OBJECTIVE ▸
What lines of the data hold the string "kind"? Pull each one out.

STORED RECORDS ▸
============
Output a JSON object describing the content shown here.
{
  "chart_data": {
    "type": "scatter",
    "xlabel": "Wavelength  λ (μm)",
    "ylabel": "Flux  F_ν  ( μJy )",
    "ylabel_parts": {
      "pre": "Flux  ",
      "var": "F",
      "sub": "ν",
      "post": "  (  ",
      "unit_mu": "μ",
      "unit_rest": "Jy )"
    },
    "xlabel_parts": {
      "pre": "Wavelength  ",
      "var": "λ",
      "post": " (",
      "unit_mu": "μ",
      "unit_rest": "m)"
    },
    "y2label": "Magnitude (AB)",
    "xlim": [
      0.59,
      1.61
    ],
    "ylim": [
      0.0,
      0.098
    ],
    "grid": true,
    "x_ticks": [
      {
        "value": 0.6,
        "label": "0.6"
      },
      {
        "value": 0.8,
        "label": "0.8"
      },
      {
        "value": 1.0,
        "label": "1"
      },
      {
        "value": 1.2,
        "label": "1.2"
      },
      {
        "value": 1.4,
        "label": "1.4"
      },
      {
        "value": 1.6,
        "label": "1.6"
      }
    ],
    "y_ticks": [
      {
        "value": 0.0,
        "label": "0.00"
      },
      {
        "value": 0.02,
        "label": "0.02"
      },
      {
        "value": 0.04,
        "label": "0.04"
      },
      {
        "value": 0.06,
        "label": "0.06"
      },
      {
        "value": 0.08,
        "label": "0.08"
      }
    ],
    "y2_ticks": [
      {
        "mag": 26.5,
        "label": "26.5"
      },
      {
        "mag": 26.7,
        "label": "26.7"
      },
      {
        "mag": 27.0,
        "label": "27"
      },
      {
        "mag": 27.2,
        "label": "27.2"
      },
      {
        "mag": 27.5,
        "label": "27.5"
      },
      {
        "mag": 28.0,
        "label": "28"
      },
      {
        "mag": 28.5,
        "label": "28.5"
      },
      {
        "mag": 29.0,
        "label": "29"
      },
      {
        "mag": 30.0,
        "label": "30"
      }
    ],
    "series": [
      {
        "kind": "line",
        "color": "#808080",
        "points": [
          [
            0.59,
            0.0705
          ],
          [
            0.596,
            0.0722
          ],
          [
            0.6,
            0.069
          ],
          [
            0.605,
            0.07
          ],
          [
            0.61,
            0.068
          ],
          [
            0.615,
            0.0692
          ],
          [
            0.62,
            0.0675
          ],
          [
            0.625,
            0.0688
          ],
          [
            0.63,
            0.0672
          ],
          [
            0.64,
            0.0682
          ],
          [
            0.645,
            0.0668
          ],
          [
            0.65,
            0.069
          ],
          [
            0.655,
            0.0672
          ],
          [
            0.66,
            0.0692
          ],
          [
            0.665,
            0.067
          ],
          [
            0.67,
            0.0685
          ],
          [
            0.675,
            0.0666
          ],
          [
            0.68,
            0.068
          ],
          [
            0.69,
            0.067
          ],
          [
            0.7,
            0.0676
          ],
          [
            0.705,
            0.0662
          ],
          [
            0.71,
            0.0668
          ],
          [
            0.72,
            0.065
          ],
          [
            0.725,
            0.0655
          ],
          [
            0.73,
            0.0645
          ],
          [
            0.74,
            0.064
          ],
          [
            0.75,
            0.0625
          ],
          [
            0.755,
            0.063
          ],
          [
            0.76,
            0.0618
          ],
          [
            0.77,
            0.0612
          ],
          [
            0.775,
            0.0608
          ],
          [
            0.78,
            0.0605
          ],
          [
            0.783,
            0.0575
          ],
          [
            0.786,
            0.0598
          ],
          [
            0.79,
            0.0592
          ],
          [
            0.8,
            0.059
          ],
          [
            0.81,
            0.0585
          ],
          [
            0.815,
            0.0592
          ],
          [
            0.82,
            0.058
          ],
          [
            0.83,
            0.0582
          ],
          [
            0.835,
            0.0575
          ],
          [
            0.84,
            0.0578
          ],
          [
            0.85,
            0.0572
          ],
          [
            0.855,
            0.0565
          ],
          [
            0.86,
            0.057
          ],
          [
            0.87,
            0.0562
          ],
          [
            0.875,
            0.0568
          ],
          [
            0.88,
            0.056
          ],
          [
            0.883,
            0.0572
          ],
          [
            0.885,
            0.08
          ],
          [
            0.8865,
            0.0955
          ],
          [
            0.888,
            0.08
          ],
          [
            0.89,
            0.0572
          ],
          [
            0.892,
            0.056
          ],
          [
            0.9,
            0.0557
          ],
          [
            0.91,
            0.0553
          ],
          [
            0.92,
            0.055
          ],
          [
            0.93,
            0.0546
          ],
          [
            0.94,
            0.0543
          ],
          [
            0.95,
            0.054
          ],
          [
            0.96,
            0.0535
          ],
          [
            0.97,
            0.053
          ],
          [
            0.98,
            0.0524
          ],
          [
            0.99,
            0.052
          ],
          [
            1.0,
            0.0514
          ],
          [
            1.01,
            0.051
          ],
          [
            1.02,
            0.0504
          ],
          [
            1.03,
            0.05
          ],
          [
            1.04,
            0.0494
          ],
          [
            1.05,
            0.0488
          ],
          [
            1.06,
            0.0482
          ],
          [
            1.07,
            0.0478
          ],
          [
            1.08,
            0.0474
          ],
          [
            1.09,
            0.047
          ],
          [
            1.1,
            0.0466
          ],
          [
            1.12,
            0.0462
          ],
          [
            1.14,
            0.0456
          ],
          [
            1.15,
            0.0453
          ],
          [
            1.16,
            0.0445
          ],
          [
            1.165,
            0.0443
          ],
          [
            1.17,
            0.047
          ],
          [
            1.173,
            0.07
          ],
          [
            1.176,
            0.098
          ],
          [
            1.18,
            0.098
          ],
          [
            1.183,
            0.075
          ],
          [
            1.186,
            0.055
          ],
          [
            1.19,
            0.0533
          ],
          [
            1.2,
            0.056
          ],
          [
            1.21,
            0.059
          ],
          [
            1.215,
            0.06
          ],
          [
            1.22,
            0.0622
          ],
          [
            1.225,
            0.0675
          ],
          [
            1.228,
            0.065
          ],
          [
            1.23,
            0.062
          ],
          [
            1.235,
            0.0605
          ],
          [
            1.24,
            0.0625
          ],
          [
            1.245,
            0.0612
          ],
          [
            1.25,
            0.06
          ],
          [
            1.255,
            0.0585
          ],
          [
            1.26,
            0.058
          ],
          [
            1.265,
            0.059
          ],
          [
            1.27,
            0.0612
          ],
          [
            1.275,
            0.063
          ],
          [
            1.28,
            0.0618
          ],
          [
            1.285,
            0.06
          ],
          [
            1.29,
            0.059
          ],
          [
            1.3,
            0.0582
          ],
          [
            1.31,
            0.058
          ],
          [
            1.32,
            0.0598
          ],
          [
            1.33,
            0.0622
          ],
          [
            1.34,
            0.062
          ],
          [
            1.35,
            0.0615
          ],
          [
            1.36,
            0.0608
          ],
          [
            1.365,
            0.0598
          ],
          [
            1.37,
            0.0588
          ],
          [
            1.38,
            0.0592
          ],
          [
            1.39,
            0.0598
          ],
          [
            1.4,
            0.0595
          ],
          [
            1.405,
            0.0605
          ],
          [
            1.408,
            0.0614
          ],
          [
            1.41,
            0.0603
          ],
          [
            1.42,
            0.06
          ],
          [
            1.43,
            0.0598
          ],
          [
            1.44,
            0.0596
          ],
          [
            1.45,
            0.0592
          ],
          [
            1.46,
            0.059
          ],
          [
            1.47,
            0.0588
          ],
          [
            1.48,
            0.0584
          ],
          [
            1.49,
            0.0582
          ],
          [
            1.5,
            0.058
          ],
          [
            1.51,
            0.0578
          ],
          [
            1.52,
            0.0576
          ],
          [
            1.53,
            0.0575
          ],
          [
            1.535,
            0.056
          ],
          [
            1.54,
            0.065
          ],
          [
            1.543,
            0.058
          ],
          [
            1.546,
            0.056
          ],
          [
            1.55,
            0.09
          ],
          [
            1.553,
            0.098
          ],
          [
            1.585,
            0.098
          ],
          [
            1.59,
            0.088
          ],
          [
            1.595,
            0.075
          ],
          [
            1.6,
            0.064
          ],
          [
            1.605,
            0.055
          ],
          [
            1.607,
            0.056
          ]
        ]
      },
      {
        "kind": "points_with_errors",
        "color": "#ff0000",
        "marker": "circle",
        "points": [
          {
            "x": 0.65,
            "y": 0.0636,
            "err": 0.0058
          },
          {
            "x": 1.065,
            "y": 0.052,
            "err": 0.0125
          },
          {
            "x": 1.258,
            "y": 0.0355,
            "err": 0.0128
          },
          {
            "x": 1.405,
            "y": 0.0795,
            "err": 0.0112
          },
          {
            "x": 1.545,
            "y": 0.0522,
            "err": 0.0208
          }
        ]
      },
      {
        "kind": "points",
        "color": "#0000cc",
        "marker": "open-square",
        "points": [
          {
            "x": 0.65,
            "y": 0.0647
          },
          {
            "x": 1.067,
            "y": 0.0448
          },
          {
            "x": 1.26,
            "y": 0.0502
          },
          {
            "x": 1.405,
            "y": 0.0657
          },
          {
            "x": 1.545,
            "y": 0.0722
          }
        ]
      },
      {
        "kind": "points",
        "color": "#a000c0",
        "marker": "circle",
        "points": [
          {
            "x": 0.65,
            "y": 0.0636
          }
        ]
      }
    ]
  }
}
============
ANSWER TO THE EXERCISE ▸
        "kind": "line",
        "kind": "points_with_errors",
        "kind": "points",
        "kind": "points",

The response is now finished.